## What is expected
Count the lines containing "природоохранных" in the entries underneath, and state that count without anything else.

Data entries
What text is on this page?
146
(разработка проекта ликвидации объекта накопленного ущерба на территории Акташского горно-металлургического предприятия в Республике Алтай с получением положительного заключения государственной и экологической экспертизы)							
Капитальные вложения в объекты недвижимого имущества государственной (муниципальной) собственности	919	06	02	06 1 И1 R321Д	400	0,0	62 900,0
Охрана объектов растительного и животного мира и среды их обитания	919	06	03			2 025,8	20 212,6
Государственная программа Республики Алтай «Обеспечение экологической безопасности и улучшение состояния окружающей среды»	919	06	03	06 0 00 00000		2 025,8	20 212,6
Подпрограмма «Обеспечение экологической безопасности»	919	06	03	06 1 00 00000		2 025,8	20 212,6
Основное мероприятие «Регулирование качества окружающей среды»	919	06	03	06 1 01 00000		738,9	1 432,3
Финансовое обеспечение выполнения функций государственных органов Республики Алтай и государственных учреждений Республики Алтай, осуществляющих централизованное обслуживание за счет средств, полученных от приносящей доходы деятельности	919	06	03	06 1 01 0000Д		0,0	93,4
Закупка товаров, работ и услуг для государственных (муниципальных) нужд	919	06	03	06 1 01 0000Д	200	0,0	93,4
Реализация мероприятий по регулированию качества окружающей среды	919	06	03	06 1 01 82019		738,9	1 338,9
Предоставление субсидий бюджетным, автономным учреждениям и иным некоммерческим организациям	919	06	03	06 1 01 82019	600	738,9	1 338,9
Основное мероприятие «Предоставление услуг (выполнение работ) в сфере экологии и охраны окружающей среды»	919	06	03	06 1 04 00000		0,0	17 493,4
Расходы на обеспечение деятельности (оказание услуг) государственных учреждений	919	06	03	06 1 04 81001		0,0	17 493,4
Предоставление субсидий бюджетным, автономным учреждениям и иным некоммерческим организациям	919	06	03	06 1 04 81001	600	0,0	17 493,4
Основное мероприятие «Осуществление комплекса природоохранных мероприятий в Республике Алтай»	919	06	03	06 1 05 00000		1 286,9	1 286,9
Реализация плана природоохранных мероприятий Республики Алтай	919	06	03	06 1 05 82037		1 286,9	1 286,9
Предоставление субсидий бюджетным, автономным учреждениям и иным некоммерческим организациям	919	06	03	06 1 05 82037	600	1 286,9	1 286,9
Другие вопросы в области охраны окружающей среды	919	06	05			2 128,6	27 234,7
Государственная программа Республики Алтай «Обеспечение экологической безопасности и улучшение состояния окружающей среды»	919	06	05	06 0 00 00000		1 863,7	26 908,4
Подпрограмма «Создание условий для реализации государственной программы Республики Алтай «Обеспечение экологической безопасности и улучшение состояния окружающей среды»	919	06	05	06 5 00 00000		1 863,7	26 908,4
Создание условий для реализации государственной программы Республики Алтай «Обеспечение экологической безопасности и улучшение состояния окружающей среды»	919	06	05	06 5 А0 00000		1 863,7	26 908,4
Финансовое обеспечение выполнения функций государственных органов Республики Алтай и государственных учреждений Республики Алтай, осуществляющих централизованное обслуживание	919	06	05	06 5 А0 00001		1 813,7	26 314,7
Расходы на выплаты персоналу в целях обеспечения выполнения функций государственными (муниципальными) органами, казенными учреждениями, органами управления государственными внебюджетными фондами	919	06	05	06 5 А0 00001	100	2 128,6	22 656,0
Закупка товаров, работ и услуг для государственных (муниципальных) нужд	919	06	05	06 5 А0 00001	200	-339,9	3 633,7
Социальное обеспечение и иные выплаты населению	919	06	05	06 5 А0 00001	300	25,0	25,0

## Completed task
2